[start GIVEN RECORDS]
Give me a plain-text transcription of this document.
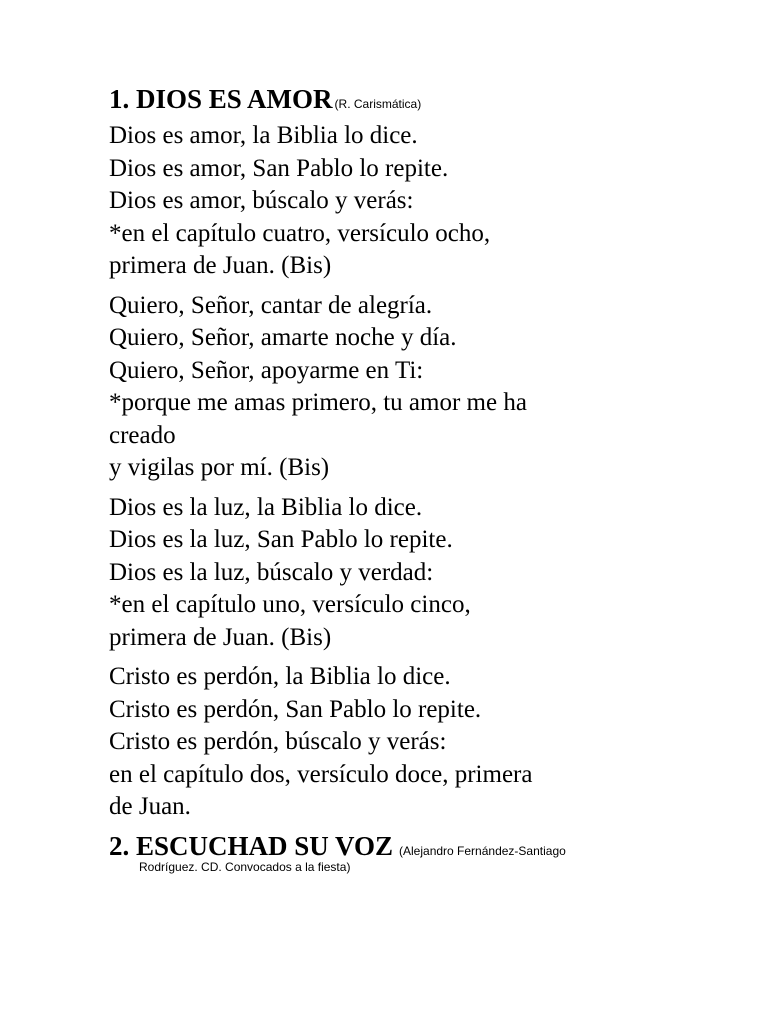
1. DIOS ES AMOR (R. Carismática)
Dios es amor, la Biblia lo dice.
Dios es amor, San Pablo lo repite.
Dios es amor, búscalo y verás:
*en el capítulo cuatro, versículo ocho,
primera de Juan. (Bis)
Quiero, Señor, cantar de alegría.
Quiero, Señor, amarte noche y día.
Quiero, Señor, apoyarme en Ti:
*porque me amas primero, tu amor me ha
creado
y vigilas por mí. (Bis)
Dios es la luz, la Biblia lo dice.
Dios es la luz, San Pablo lo repite.
Dios es la luz, búscalo y verdad:
*en el capítulo uno, versículo cinco,
primera de Juan. (Bis)
Cristo es perdón, la Biblia lo dice.
Cristo es perdón, San Pablo lo repite.
Cristo es perdón, búscalo y verás:
en el capítulo dos, versículo doce, primera
de Juan.
2. ESCUCHAD SU VOZ (Alejandro Fernández-Santiago
Rodríguez. CD. Convocados a la fiesta)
[end GIVEN RECORDS]
**WHAT THE TASK REQUIRES**
Each line in the records above should be reproduced exactly; images are not copied.

**FINAL RESULT**
Give me a plain-text transcription of this document.
1. DIOS ES AMOR (R. Carismática)
Dios es amor, la Biblia lo dice.
Dios es amor, San Pablo lo repite.
Dios es amor, búscalo y verás:
*en el capítulo cuatro, versículo ocho,
primera de Juan. (Bis)
Quiero, Señor, cantar de alegría.
Quiero, Señor, amarte noche y día.
Quiero, Señor, apoyarme en Ti:
*porque me amas primero, tu amor me ha
creado
y vigilas por mí. (Bis)
Dios es la luz, la Biblia lo dice.
Dios es la luz, San Pablo lo repite.
Dios es la luz, búscalo y verdad:
*en el capítulo uno, versículo cinco,
primera de Juan. (Bis)
Cristo es perdón, la Biblia lo dice.
Cristo es perdón, San Pablo lo repite.
Cristo es perdón, búscalo y verás:
en el capítulo dos, versículo doce, primera
de Juan.
2. ESCUCHAD SU VOZ (Alejandro Fernández-Santiago
Rodríguez. CD. Convocados a la fiesta)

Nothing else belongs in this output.